_TASK TO COMPLETE_
Gather every line below where "City" appears.

_DATA FOR PROCESSING_
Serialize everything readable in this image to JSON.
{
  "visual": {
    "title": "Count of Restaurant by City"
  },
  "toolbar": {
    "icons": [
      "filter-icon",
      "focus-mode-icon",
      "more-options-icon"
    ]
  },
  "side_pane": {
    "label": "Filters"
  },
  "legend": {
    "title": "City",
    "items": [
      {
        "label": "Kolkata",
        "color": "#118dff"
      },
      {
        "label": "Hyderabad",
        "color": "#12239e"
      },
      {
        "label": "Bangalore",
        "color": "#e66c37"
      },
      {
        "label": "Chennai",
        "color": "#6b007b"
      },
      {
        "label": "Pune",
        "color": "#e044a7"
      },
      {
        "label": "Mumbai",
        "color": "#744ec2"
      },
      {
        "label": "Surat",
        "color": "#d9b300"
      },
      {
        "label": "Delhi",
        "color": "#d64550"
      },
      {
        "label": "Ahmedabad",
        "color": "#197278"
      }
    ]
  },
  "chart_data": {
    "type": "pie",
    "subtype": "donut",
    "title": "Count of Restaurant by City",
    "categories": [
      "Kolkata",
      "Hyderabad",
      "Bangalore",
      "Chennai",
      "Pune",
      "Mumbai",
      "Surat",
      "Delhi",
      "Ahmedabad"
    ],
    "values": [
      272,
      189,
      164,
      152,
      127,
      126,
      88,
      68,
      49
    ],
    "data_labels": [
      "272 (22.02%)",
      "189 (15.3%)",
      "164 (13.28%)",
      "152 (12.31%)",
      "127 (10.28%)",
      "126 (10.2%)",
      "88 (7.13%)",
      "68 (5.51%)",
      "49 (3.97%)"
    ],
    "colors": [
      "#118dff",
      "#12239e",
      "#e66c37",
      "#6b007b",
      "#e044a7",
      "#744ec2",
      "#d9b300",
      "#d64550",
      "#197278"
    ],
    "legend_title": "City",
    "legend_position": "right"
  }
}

_ANSWER TO THE PROBLEM_
    "title": "Count of Restaurant by City"
    "title": "City",
    "title": "Count of Restaurant by City",
    "legend_title": "City",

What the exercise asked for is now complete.